----- Task inputs
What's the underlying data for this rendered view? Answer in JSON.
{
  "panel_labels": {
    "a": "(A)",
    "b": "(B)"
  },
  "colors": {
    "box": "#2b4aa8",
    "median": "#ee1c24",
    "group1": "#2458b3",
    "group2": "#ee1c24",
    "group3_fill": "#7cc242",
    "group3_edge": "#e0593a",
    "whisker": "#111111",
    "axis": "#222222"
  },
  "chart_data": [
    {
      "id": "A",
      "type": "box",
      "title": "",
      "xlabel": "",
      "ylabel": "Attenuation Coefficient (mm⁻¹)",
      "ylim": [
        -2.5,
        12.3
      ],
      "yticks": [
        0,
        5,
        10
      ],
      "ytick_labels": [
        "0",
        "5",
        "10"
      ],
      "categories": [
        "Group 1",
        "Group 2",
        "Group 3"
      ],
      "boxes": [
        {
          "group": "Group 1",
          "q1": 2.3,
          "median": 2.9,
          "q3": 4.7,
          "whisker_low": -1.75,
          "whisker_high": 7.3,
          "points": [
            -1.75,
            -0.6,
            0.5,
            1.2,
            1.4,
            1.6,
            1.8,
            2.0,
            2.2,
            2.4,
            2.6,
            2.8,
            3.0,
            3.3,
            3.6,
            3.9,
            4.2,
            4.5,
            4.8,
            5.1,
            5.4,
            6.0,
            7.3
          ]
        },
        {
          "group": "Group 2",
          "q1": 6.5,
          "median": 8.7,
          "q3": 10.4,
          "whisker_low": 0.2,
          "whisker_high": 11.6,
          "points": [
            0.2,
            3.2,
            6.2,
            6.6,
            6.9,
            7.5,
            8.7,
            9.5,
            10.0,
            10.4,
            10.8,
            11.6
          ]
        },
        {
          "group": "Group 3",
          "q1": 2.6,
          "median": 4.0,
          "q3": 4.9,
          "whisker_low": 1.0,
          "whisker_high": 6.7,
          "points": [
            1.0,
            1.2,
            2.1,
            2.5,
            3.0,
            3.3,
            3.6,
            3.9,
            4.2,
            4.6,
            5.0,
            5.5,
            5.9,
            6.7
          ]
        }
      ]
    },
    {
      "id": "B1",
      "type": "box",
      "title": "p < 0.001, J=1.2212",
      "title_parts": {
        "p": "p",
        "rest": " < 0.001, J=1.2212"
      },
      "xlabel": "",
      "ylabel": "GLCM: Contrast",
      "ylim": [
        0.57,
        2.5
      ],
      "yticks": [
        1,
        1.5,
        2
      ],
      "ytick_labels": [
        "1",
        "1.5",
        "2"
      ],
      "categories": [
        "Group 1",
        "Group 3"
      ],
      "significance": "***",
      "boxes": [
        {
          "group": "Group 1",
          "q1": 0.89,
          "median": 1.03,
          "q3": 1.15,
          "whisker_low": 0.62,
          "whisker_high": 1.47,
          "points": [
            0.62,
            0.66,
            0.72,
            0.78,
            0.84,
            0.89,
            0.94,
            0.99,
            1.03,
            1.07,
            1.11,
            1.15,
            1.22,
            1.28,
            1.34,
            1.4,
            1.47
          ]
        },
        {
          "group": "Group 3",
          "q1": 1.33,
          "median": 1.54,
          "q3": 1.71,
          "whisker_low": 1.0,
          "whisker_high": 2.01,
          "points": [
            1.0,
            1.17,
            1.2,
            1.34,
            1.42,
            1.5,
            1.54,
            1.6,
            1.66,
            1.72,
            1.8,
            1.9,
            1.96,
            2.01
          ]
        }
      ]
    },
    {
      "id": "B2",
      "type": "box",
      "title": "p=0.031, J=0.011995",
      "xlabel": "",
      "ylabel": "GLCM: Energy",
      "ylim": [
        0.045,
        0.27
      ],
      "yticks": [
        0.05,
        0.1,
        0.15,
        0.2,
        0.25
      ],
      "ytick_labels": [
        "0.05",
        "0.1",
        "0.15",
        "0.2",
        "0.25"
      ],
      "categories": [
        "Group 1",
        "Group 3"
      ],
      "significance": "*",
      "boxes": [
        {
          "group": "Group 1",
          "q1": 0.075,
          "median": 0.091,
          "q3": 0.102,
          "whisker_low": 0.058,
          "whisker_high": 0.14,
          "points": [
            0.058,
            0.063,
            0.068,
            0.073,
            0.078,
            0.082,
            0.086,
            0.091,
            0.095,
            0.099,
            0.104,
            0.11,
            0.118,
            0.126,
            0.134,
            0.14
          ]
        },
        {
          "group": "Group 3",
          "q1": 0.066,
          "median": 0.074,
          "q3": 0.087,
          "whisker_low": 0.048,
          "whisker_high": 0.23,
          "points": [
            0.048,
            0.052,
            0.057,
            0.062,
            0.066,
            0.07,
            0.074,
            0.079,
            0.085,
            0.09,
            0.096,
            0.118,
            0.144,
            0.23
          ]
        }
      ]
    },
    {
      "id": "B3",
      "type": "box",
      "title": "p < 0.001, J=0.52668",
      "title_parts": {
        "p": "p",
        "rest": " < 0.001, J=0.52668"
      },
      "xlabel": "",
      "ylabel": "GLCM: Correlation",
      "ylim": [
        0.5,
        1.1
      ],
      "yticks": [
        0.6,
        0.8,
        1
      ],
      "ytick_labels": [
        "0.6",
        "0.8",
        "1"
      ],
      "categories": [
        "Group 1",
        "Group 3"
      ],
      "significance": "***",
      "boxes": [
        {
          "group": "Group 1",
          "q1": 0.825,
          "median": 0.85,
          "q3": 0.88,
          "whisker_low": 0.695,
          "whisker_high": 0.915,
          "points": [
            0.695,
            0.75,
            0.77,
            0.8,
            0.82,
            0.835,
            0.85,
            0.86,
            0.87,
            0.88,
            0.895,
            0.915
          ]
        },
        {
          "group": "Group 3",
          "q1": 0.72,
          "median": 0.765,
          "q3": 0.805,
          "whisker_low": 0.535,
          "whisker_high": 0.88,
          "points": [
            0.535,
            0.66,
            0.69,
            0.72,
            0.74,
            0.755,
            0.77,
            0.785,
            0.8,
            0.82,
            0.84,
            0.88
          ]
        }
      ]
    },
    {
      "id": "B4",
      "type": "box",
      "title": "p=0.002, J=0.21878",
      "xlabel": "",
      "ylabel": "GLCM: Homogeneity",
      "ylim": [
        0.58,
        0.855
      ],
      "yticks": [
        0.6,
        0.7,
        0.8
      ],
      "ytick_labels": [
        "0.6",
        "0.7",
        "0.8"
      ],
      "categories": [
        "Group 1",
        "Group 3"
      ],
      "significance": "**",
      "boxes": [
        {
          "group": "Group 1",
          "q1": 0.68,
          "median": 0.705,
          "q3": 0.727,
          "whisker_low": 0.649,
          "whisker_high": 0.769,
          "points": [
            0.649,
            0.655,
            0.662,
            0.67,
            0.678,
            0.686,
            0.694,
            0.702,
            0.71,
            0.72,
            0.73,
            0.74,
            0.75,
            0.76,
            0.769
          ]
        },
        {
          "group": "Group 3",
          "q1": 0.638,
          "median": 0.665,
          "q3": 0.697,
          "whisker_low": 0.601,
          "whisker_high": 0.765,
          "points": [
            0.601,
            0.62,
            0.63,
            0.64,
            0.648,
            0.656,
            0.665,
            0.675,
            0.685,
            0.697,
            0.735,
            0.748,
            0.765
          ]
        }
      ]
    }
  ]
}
----------
(Requirements): From the entries above, copy each line holding "median".

(Written reply):
    "median": "#ee1c24",
          "median": 2.9,
          "median": 8.7,
          "median": 4.0,
          "median": 1.03,
          "median": 1.54,
          "median": 0.091,
          "median": 0.074,
          "median": 0.85,
          "median": 0.765,
          "median": 0.705,
          "median": 0.665,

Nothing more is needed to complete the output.